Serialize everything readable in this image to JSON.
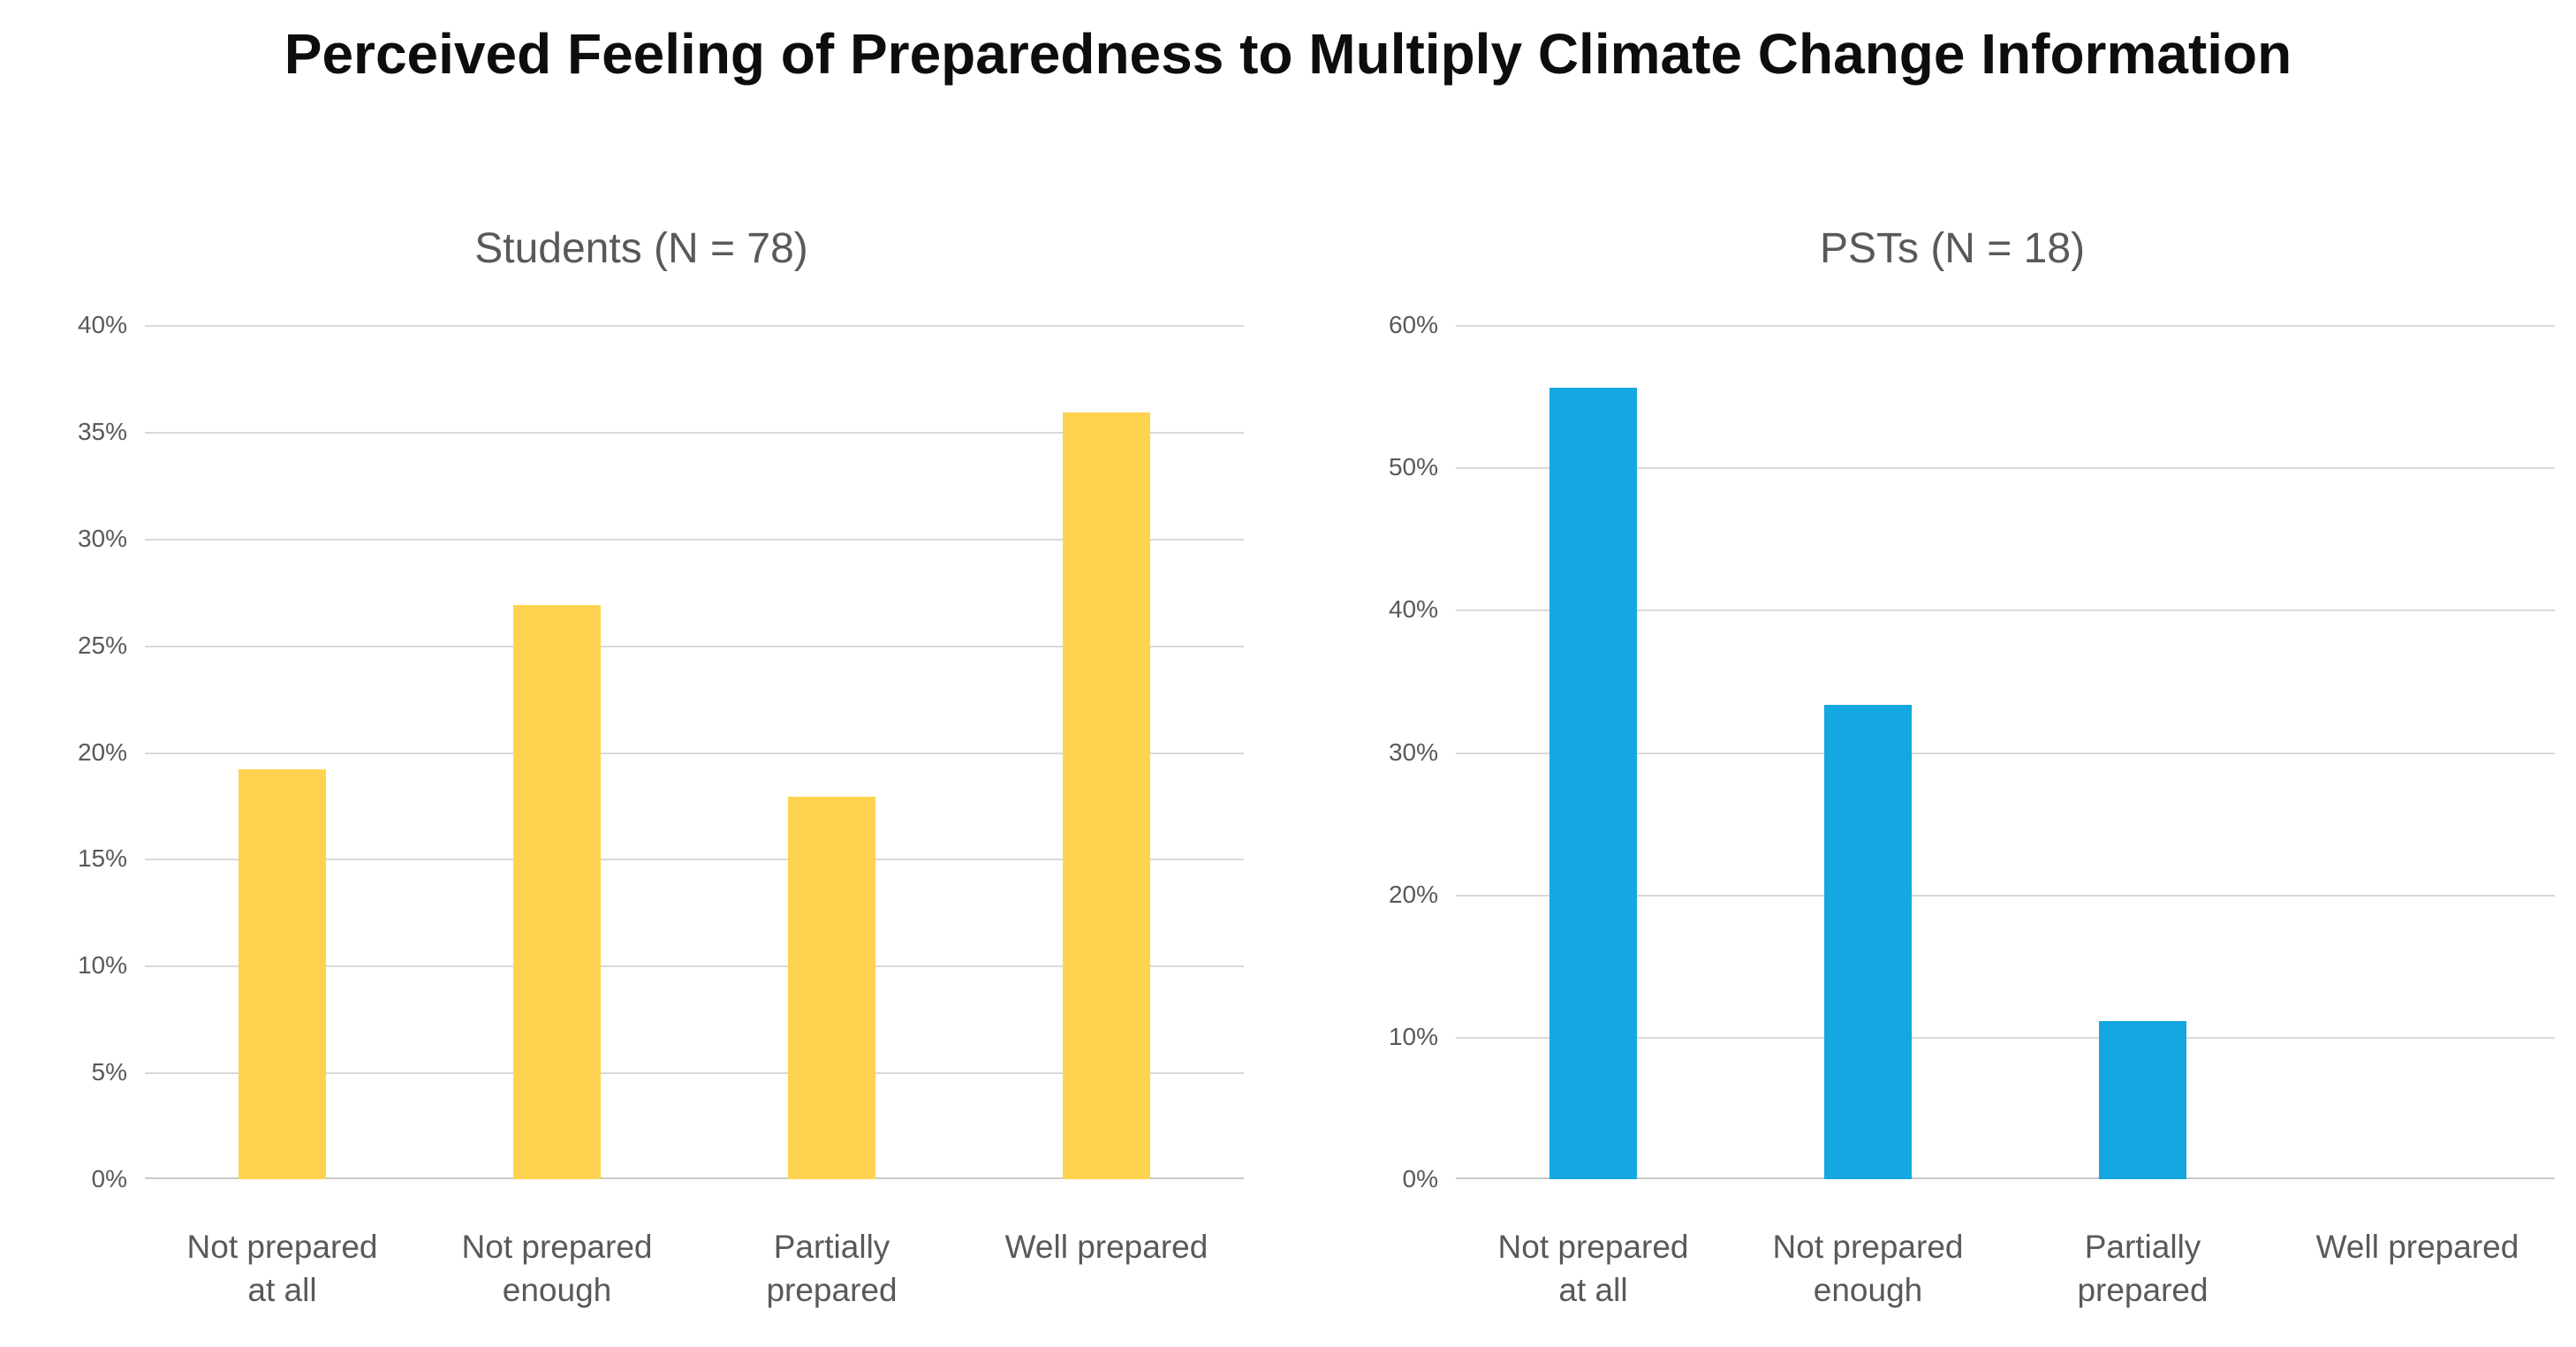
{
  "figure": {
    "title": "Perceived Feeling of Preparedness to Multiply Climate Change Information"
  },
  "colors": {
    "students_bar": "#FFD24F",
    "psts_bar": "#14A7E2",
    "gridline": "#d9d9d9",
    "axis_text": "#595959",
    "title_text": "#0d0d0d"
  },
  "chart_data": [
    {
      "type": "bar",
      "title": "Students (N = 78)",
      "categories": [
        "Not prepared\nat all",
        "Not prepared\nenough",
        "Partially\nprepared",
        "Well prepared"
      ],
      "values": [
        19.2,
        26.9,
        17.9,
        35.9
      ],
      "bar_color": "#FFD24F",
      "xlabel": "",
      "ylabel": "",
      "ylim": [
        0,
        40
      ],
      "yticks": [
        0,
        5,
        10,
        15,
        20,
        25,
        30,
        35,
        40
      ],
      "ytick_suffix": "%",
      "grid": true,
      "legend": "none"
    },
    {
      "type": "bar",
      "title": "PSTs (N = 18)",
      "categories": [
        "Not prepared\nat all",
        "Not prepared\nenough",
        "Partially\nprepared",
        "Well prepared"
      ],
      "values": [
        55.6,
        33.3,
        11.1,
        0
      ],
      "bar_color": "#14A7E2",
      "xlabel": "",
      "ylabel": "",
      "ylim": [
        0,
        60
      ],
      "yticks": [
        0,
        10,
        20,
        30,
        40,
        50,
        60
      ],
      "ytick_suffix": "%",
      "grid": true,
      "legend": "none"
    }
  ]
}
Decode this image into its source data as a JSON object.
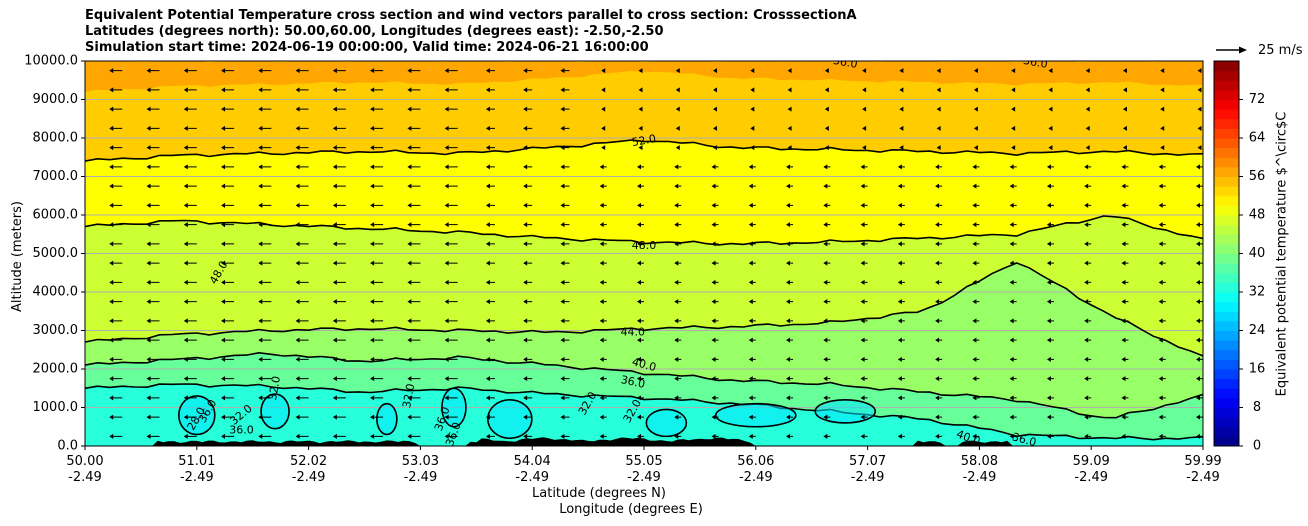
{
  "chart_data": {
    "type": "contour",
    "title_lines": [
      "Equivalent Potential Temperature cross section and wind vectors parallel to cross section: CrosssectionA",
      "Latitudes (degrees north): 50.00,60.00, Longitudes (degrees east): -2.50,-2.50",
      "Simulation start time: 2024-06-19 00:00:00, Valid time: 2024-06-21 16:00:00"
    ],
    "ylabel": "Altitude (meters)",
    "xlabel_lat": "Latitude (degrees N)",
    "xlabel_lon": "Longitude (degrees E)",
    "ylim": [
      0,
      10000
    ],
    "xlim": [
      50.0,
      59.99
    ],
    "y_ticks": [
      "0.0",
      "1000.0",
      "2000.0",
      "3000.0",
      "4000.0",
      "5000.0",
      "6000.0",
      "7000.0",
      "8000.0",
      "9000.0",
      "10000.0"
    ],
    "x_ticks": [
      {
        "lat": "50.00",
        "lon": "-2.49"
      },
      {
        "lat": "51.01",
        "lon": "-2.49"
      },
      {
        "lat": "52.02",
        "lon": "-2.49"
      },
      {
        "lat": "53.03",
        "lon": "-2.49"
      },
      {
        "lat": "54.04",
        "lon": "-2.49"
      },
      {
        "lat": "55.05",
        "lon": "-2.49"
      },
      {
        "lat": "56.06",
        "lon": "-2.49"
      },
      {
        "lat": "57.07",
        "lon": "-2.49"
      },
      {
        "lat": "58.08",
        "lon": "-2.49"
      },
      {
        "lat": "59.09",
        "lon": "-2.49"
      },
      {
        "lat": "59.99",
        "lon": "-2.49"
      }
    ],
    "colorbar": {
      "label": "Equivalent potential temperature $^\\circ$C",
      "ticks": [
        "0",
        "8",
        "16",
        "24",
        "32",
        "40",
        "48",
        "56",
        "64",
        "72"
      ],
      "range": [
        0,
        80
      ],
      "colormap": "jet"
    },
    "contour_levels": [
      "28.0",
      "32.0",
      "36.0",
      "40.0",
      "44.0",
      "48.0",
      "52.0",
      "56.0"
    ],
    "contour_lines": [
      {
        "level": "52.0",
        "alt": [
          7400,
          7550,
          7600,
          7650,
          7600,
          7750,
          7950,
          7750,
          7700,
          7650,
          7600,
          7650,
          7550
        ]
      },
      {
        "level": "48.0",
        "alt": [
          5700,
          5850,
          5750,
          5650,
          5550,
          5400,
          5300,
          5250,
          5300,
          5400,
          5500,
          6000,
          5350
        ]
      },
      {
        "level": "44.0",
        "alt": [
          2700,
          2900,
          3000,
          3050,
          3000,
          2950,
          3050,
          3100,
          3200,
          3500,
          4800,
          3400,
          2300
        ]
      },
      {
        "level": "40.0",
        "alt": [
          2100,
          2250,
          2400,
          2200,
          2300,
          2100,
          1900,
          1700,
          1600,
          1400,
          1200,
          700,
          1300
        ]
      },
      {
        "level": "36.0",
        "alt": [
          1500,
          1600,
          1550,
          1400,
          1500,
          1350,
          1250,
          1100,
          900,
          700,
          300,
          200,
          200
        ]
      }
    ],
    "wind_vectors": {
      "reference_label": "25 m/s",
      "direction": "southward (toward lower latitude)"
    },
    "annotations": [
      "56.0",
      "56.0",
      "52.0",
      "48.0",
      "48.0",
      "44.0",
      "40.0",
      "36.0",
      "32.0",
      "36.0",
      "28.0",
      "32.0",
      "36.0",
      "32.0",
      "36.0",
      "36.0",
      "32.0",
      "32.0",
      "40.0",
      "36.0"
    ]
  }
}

* **WRITTEN INSTRUCTION**
Skip the images and write out the rest of the listing exactly.

* **WRITTEN RESPONSE**
Serialize everything readable in this image to JSON.
{
  "figure": {
    "title": "Perceived Feeling of Preparedness to Multiply Climate Change Information"
  },
  "colors": {
    "students_bar": "#FFD24F",
    "psts_bar": "#14A7E2",
    "gridline": "#d9d9d9",
    "axis_text": "#595959",
    "title_text": "#0d0d0d"
  },
  "chart_data": [
    {
      "type": "bar",
      "title": "Students (N = 78)",
      "categories": [
        "Not prepared\nat all",
        "Not prepared\nenough",
        "Partially\nprepared",
        "Well prepared"
      ],
      "values": [
        19.2,
        26.9,
        17.9,
        35.9
      ],
      "bar_color": "#FFD24F",
      "xlabel": "",
      "ylabel": "",
      "ylim": [
        0,
        40
      ],
      "yticks": [
        0,
        5,
        10,
        15,
        20,
        25,
        30,
        35,
        40
      ],
      "ytick_suffix": "%",
      "grid": true,
      "legend": "none"
    },
    {
      "type": "bar",
      "title": "PSTs (N = 18)",
      "categories": [
        "Not prepared\nat all",
        "Not prepared\nenough",
        "Partially\nprepared",
        "Well prepared"
      ],
      "values": [
        55.6,
        33.3,
        11.1,
        0
      ],
      "bar_color": "#14A7E2",
      "xlabel": "",
      "ylabel": "",
      "ylim": [
        0,
        60
      ],
      "yticks": [
        0,
        10,
        20,
        30,
        40,
        50,
        60
      ],
      "ytick_suffix": "%",
      "grid": true,
      "legend": "none"
    }
  ]
}
Decode this image into its source data as a JSON object.
{
  "chart_data": {
    "type": "contour",
    "title_lines": [
      "Equivalent Potential Temperature cross section and wind vectors parallel to cross section: CrosssectionA",
      "Latitudes (degrees north): 50.00,60.00, Longitudes (degrees east): -2.50,-2.50",
      "Simulation start time: 2024-06-19 00:00:00, Valid time: 2024-06-21 16:00:00"
    ],
    "ylabel": "Altitude (meters)",
    "xlabel_lat": "Latitude (degrees N)",
    "xlabel_lon": "Longitude (degrees E)",
    "ylim": [
      0,
      10000
    ],
    "xlim": [
      50.0,
      59.99
    ],
    "y_ticks": [
      "0.0",
      "1000.0",
      "2000.0",
      "3000.0",
      "4000.0",
      "5000.0",
      "6000.0",
      "7000.0",
      "8000.0",
      "9000.0",
      "10000.0"
    ],
    "x_ticks": [
      {
        "lat": "50.00",
        "lon": "-2.49"
      },
      {
        "lat": "51.01",
        "lon": "-2.49"
      },
      {
        "lat": "52.02",
        "lon": "-2.49"
      },
      {
        "lat": "53.03",
        "lon": "-2.49"
      },
      {
        "lat": "54.04",
        "lon": "-2.49"
      },
      {
        "lat": "55.05",
        "lon": "-2.49"
      },
      {
        "lat": "56.06",
        "lon": "-2.49"
      },
      {
        "lat": "57.07",
        "lon": "-2.49"
      },
      {
        "lat": "58.08",
        "lon": "-2.49"
      },
      {
        "lat": "59.09",
        "lon": "-2.49"
      },
      {
        "lat": "59.99",
        "lon": "-2.49"
      }
    ],
    "colorbar": {
      "label": "Equivalent potential temperature $^\\circ$C",
      "ticks": [
        "0",
        "8",
        "16",
        "24",
        "32",
        "40",
        "48",
        "56",
        "64",
        "72"
      ],
      "range": [
        0,
        80
      ],
      "colormap": "jet"
    },
    "contour_levels": [
      "28.0",
      "32.0",
      "36.0",
      "40.0",
      "44.0",
      "48.0",
      "52.0",
      "56.0"
    ],
    "contour_lines": [
      {
        "level": "52.0",
        "alt": [
          7400,
          7550,
          7600,
          7650,
          7600,
          7750,
          7950,
          7750,
          7700,
          7650,
          7600,
          7650,
          7550
        ]
      },
      {
        "level": "48.0",
        "alt": [
          5700,
          5850,
          5750,
          5650,
          5550,
          5400,
          5300,
          5250,
          5300,
          5400,
          5500,
          6000,
          5350
        ]
      },
      {
        "level": "44.0",
        "alt": [
          2700,
          2900,
          3000,
          3050,
          3000,
          2950,
          3050,
          3100,
          3200,
          3500,
          4800,
          3400,
          2300
        ]
      },
      {
        "level": "40.0",
        "alt": [
          2100,
          2250,
          2400,
          2200,
          2300,
          2100,
          1900,
          1700,
          1600,
          1400,
          1200,
          700,
          1300
        ]
      },
      {
        "level": "36.0",
        "alt": [
          1500,
          1600,
          1550,
          1400,
          1500,
          1350,
          1250,
          1100,
          900,
          700,
          300,
          200,
          200
        ]
      }
    ],
    "wind_vectors": {
      "reference_label": "25 m/s",
      "direction": "southward (toward lower latitude)"
    },
    "annotations": [
      "56.0",
      "56.0",
      "52.0",
      "48.0",
      "48.0",
      "44.0",
      "40.0",
      "36.0",
      "32.0",
      "36.0",
      "28.0",
      "32.0",
      "36.0",
      "32.0",
      "36.0",
      "36.0",
      "32.0",
      "32.0",
      "40.0",
      "36.0"
    ]
  }
}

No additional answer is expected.